* START MATERIAL SUPPLIED *

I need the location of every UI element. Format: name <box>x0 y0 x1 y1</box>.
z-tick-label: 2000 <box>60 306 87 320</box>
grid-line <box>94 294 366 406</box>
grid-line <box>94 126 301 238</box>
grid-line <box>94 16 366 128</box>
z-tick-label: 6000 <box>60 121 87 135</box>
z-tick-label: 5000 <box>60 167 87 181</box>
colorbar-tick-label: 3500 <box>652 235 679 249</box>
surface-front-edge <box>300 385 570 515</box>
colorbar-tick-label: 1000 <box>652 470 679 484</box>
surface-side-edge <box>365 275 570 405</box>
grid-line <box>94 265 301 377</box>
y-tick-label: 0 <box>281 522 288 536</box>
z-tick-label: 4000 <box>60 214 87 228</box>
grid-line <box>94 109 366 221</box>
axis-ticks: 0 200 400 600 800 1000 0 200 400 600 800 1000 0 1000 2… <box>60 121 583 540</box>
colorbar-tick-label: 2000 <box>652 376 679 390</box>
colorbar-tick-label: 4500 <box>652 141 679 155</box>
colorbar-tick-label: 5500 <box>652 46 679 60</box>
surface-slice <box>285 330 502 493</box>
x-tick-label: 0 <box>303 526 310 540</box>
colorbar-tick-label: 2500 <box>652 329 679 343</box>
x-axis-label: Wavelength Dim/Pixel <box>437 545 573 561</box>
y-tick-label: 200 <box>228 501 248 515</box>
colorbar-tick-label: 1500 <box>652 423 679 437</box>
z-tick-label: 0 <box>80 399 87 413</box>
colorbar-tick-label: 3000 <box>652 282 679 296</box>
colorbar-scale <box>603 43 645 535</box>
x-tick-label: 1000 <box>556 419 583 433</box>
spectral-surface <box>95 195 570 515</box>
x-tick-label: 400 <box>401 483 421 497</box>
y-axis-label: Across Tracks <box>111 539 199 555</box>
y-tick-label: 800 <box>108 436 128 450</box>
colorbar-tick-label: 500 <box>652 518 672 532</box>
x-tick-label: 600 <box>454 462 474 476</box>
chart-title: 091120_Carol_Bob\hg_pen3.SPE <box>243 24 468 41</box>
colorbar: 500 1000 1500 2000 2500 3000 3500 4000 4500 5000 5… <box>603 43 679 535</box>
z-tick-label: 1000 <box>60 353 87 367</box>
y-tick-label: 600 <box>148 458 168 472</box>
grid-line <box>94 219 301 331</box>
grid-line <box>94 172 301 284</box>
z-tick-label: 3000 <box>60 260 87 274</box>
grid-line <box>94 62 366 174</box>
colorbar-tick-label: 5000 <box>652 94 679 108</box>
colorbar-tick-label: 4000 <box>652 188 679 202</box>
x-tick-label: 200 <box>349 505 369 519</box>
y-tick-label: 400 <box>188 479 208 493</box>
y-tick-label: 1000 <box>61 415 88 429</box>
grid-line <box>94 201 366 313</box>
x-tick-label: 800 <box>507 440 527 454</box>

* END MATERIAL SUPPLIED *

▸ TASK TO COMPLETE:
Can you echo the data word for word, starting at its first line and ending at the line with "z-tick-label: 6000 <box>60 121 87 135</box>", including both of those lines?

▸ COMPLETE OUTPUT:
I need the location of every UI element. Format: name <box>x0 y0 x1 y1</box>.
z-tick-label: 2000 <box>60 306 87 320</box>
grid-line <box>94 294 366 406</box>
grid-line <box>94 126 301 238</box>
grid-line <box>94 16 366 128</box>
z-tick-label: 6000 <box>60 121 87 135</box>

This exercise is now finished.